# Data section:
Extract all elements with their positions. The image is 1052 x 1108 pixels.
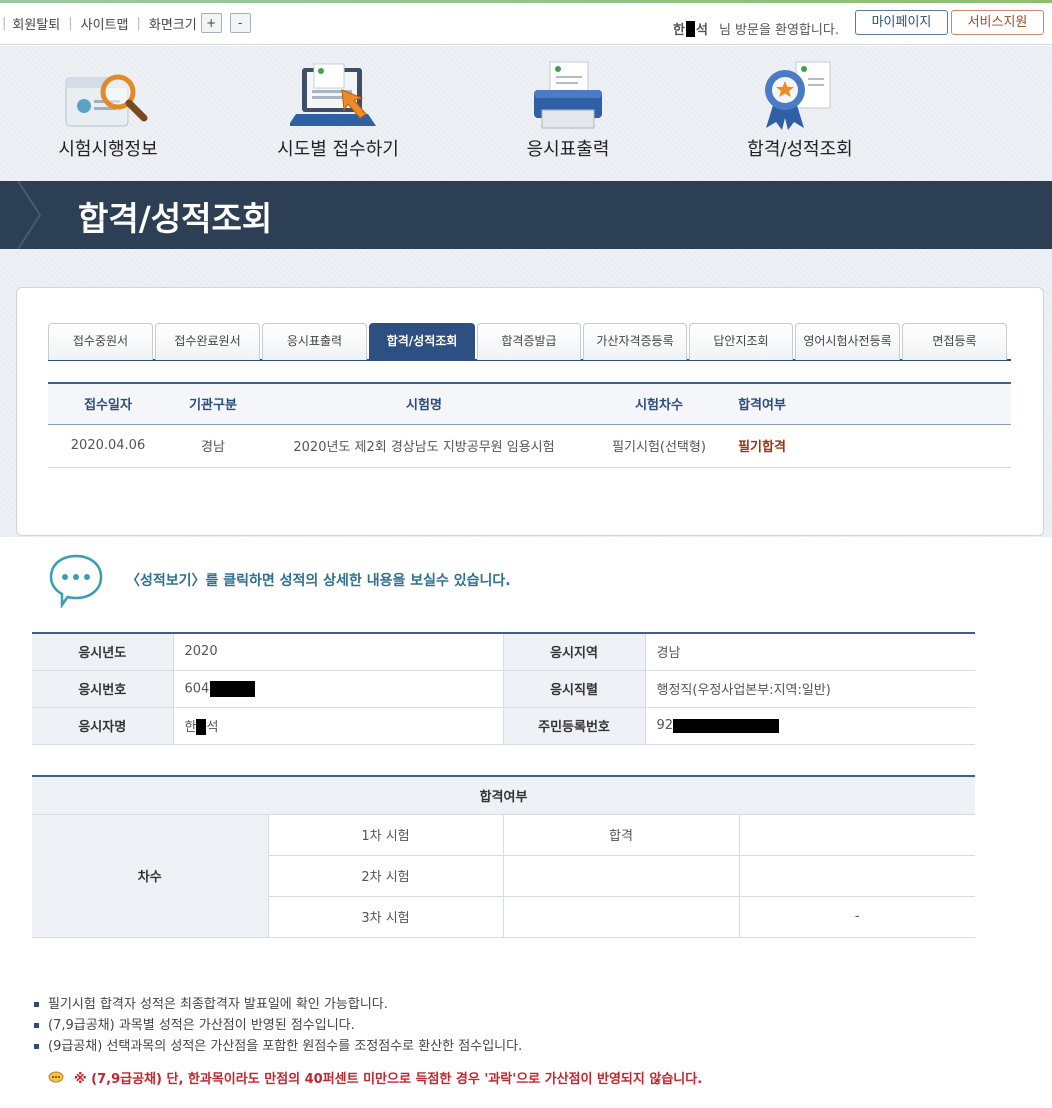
round-result bbox=[503, 855, 740, 897]
menu-label: 시도별 접수하기 bbox=[277, 139, 399, 160]
empty-cell bbox=[796, 424, 1011, 468]
rrn-prefix: 92 bbox=[656, 718, 674, 733]
pass-status: 필기합격 bbox=[728, 424, 796, 468]
score-notice: 〈성적보기〉를 클릭하면 성적의 상세한 내용을 보실수 있습니다. bbox=[126, 573, 511, 589]
exam-name: 2020년도 제2회 경상남도 지방공무원 임용시험 bbox=[258, 424, 590, 468]
round-extra bbox=[739, 814, 975, 856]
agency: 경남 bbox=[168, 424, 258, 468]
icon-menu: 시험시행정보 시도별 접수하기 응시표출력 합격/성적조회 bbox=[0, 46, 1052, 181]
utility-bar: | 회원탈퇴 | 사이트맵 | 화면크기 + - 한 석 님 방문을 환영합니다… bbox=[0, 3, 1052, 45]
apply-date: 2020.04.06 bbox=[48, 424, 168, 468]
round-name: 1차 시험 bbox=[268, 814, 504, 856]
job-value: 행정직(우정사업본부:지역:일반) bbox=[645, 670, 975, 708]
printer-icon bbox=[534, 61, 602, 129]
year-label: 응시년도 bbox=[32, 632, 174, 671]
page-title: 합격/성적조회 bbox=[78, 199, 273, 238]
tab-completed-application[interactable]: 접수완료원서 bbox=[155, 323, 260, 360]
result-header: 합격여부 bbox=[32, 775, 975, 815]
user-name-first: 한 bbox=[673, 23, 685, 38]
region-label: 응시지역 bbox=[503, 632, 646, 671]
search-document-icon bbox=[65, 74, 148, 127]
column-header: 합격여부 bbox=[728, 382, 796, 425]
award-ribbon-icon bbox=[765, 61, 831, 130]
result-header-row: 합격여부 bbox=[32, 775, 975, 815]
user-name-last: 석 bbox=[695, 23, 708, 38]
applicant-name-redaction bbox=[196, 719, 207, 736]
round-name: 2차 시험 bbox=[268, 855, 504, 897]
list-item: (9급공채) 선택과목의 성적은 가산점을 포함한 원점수를 조정점수로 환산한… bbox=[32, 1036, 522, 1057]
tab-bonus-certificate[interactable]: 가산자격증등록 bbox=[583, 323, 687, 360]
column-header: 시험차수 bbox=[590, 382, 728, 425]
column-header: 기관구분 bbox=[168, 382, 258, 425]
round-extra: - bbox=[739, 896, 975, 938]
round-name: 3차 시험 bbox=[268, 896, 504, 938]
applicant-name-value: 한석 bbox=[173, 707, 504, 745]
rrn-redaction bbox=[673, 718, 780, 733]
exam-number-value: 604 bbox=[173, 670, 504, 708]
info-row: 응시자명 한석 주민등록번호 92 bbox=[32, 707, 975, 745]
column-header: 시험명 bbox=[258, 382, 590, 425]
withdraw-link[interactable]: 회원탈퇴 bbox=[12, 14, 60, 33]
applicant-info-table: 응시년도 2020 응시지역 경남 응시번호 604 응시직렬 행정직(우정사업… bbox=[32, 632, 975, 745]
zoom-label: 화면크기 bbox=[148, 17, 197, 33]
region-value: 경남 bbox=[645, 632, 975, 671]
exam-number-prefix: 604 bbox=[184, 681, 210, 696]
tab-bar: 접수중원서 접수완료원서 응시표출력 합격/성적조회 합격증발급 가산자격증등록… bbox=[48, 323, 1011, 361]
pass-result-table: 합격여부 차수 1차 시험 합격 2차 시험 3차 시험 - bbox=[32, 775, 975, 938]
speech-bubble-icon bbox=[48, 1071, 64, 1082]
table-row[interactable]: 2020.04.06 경남 2020년도 제2회 경상남도 지방공무원 임용시험… bbox=[48, 424, 1011, 468]
table-row: 차수 1차 시험 합격 bbox=[32, 814, 975, 938]
utility-links: | 회원탈퇴 | 사이트맵 | 화면크기 + - bbox=[0, 13, 251, 33]
menu-label: 시험시행정보 bbox=[58, 139, 158, 160]
zoom-out-button[interactable]: - bbox=[229, 13, 251, 33]
applicant-name-label: 응시자명 bbox=[32, 707, 174, 745]
menu-label: 합격/성적조회 bbox=[747, 139, 853, 160]
mypage-button[interactable]: 마이페이지 bbox=[855, 10, 948, 35]
exam-number-redaction bbox=[210, 680, 256, 697]
tab-english-preregistration[interactable]: 영어시험사전등록 bbox=[795, 323, 900, 360]
chat-bubble-icon bbox=[49, 554, 103, 608]
tab-pending-application[interactable]: 접수중원서 bbox=[48, 323, 153, 360]
page-title-banner: 합격/성적조회 bbox=[0, 181, 1052, 249]
job-label: 응시직렬 bbox=[503, 670, 646, 708]
tab-pass-score[interactable]: 합격/성적조회 bbox=[369, 323, 475, 361]
zoom-in-button[interactable]: + bbox=[200, 13, 222, 33]
round-extra bbox=[739, 855, 975, 897]
warning-text: ※ (7,9급공채) 단, 한과목이라도 만점의 40퍼센트 미만으로 득점한 … bbox=[74, 1072, 703, 1087]
exam-round: 필기시험(선택형) bbox=[590, 424, 728, 468]
sitemap-link[interactable]: 사이트맵 bbox=[81, 14, 129, 33]
list-item: (7,9급공채) 과목별 성적은 가산점이 반영된 점수입니다. bbox=[32, 1015, 522, 1036]
warning-note: ※ (7,9급공채) 단, 한과목이라도 만점의 40퍼센트 미만으로 득점한 … bbox=[48, 1068, 702, 1087]
laptop-apply-icon bbox=[290, 63, 376, 126]
tab-answer-sheet[interactable]: 답안지조회 bbox=[689, 323, 793, 360]
year-value: 2020 bbox=[173, 632, 504, 671]
info-row: 응시년도 2020 응시지역 경남 bbox=[32, 632, 975, 671]
service-support-button[interactable]: 서비스지원 bbox=[951, 10, 1044, 35]
menu-label: 응시표출력 bbox=[526, 139, 610, 160]
round-result: 합격 bbox=[503, 814, 740, 856]
application-table: 접수일자 기관구분 시험명 시험차수 합격여부 2020.04.06 경남 20… bbox=[48, 382, 1011, 468]
applicant-name-last: 석 bbox=[206, 719, 219, 735]
tab-interview-registration[interactable]: 면접등록 bbox=[902, 323, 1007, 360]
welcome-suffix: 님 방문을 환영합니다. bbox=[718, 23, 839, 38]
chevron-right-icon bbox=[17, 181, 42, 249]
column-header-empty bbox=[796, 382, 1011, 425]
column-header: 접수일자 bbox=[48, 382, 168, 425]
rrn-value: 92 bbox=[645, 707, 975, 745]
notes-list: 필기시험 합격자 성적은 최종합격자 발표일에 확인 가능합니다. (7,9급공… bbox=[32, 994, 522, 1057]
applicant-name-first: 한 bbox=[184, 719, 197, 735]
tab-pass-certificate[interactable]: 합격증발급 bbox=[477, 323, 581, 360]
tab-admission-ticket[interactable]: 응시표출력 bbox=[262, 323, 367, 360]
exam-number-label: 응시번호 bbox=[32, 670, 174, 708]
round-header: 차수 bbox=[32, 814, 269, 938]
info-row: 응시번호 604 응시직렬 행정직(우정사업본부:지역:일반) bbox=[32, 670, 975, 708]
table-header-row: 접수일자 기관구분 시험명 시험차수 합격여부 bbox=[48, 382, 1011, 425]
list-item: 필기시험 합격자 성적은 최종합격자 발표일에 확인 가능합니다. bbox=[32, 994, 522, 1015]
name-redaction bbox=[685, 20, 695, 37]
rrn-label: 주민등록번호 bbox=[503, 707, 646, 745]
round-result bbox=[503, 896, 740, 938]
welcome-message: 한 석 님 방문을 환영합니다. bbox=[673, 19, 839, 38]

# Instruction:
Rewrite the records from the line that contains "round-result bbox=[503, 855, 740, 897]" through the line that contains "agency: 경남 bbox=[168, 424, 258, 468]", replacing "exam-name" with "exam-title" and leaving everything else unchanged.

# Solved problem:
round-result bbox=[503, 855, 740, 897]
menu-label: 시도별 접수하기 bbox=[277, 139, 399, 160]
empty-cell bbox=[796, 424, 1011, 468]
rrn-prefix: 92 bbox=[656, 718, 674, 733]
pass-status: 필기합격 bbox=[728, 424, 796, 468]
score-notice: 〈성적보기〉를 클릭하면 성적의 상세한 내용을 보실수 있습니다. bbox=[126, 573, 511, 589]
exam-title: 2020년도 제2회 경상남도 지방공무원 임용시험 bbox=[258, 424, 590, 468]
round-extra bbox=[739, 814, 975, 856]
agency: 경남 bbox=[168, 424, 258, 468]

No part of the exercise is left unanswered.